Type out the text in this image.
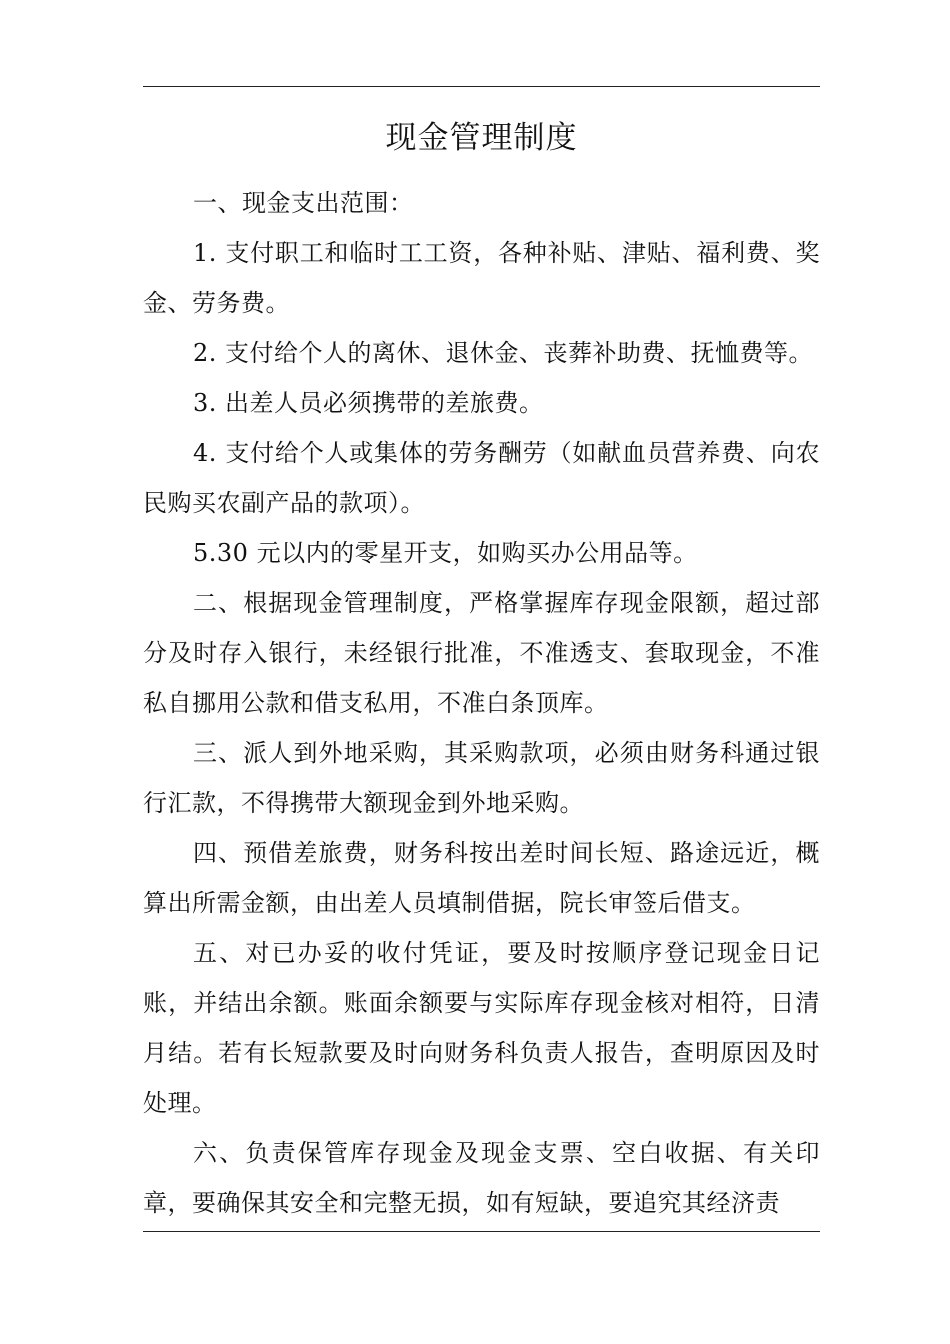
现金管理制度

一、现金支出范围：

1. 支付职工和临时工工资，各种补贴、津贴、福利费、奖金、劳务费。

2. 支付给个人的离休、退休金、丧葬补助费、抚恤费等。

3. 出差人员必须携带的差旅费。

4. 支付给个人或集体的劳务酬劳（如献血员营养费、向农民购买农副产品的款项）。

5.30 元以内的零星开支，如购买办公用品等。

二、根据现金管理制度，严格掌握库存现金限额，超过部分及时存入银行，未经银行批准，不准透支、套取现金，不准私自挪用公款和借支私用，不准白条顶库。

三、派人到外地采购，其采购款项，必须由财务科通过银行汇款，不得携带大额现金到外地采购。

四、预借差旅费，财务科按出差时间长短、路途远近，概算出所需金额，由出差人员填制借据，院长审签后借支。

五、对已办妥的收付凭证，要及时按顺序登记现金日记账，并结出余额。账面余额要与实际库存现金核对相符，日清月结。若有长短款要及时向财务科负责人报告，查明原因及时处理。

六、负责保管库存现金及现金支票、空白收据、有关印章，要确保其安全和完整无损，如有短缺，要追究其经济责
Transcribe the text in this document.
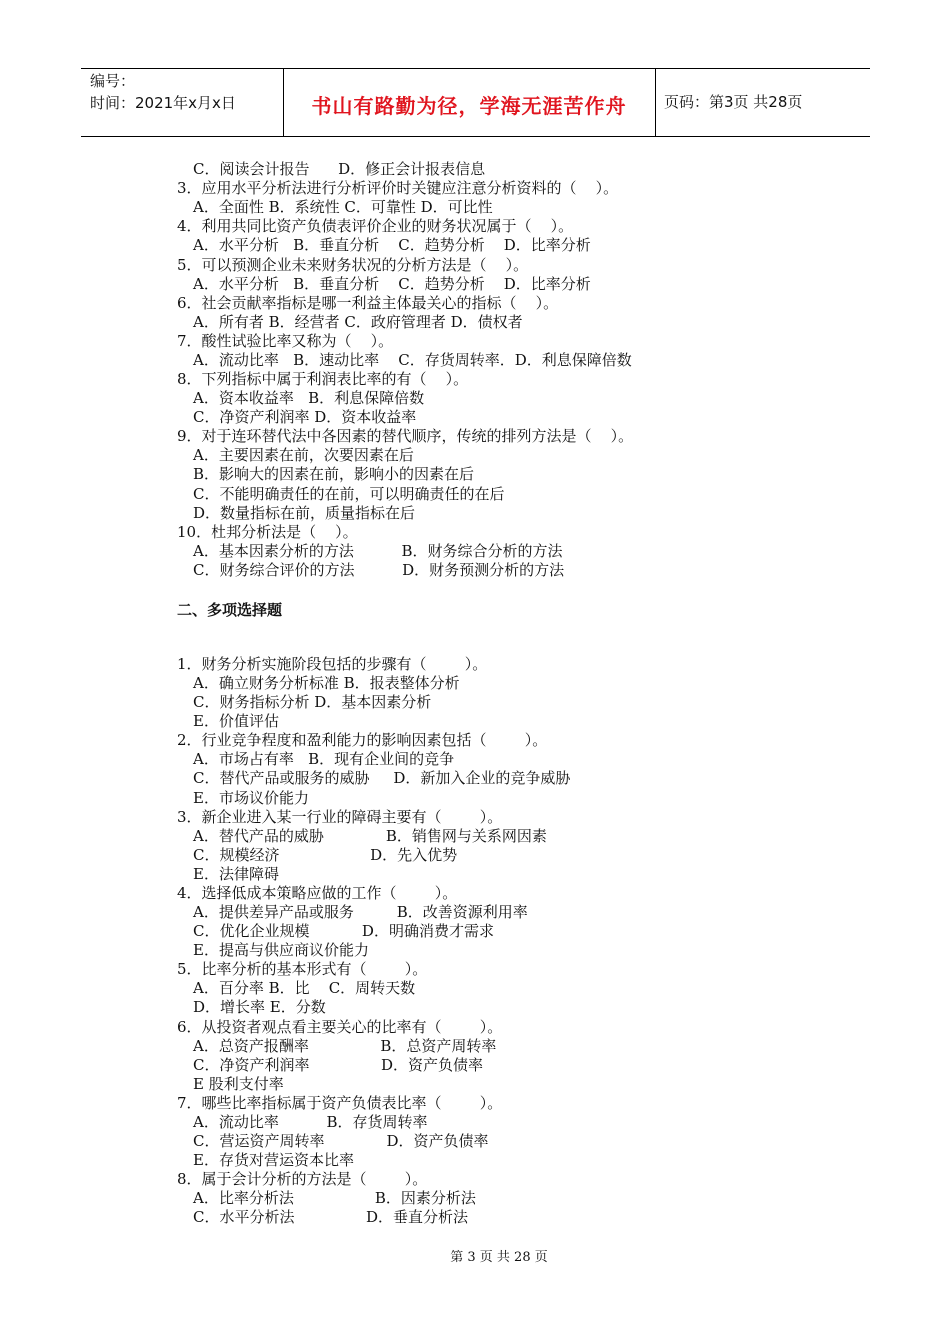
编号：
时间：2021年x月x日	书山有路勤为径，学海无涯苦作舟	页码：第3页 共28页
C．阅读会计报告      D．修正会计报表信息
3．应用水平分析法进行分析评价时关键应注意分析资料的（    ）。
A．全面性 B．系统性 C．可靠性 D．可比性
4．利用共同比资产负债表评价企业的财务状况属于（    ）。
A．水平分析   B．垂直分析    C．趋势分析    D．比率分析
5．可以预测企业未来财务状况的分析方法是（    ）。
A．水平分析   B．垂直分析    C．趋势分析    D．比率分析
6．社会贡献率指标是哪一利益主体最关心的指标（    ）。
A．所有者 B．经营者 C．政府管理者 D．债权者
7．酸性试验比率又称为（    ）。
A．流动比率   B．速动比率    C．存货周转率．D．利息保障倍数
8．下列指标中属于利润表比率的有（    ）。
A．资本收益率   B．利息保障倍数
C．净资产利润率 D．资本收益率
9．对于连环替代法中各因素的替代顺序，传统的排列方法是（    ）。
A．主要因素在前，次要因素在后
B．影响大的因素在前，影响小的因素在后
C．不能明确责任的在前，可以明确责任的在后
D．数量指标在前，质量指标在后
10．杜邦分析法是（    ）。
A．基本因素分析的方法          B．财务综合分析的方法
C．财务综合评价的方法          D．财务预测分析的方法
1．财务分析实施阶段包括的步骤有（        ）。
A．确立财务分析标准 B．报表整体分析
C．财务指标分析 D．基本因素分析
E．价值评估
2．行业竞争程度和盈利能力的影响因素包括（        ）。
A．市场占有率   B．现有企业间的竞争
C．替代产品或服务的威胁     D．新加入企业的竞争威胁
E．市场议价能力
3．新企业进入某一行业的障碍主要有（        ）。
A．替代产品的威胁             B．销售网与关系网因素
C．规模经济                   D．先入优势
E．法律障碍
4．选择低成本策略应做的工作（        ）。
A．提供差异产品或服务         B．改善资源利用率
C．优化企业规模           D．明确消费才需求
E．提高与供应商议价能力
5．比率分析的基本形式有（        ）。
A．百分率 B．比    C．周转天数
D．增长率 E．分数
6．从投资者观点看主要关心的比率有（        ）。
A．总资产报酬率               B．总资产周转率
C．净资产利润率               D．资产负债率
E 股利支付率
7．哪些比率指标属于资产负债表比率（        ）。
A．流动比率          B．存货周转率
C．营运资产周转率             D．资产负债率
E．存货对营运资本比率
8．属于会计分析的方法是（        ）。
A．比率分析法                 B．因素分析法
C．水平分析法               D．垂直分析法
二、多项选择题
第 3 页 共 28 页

_Given instruction_
Looking at the records above, report how many lines contain the word "流动比率". Answer with the number only.

_Answer below_
2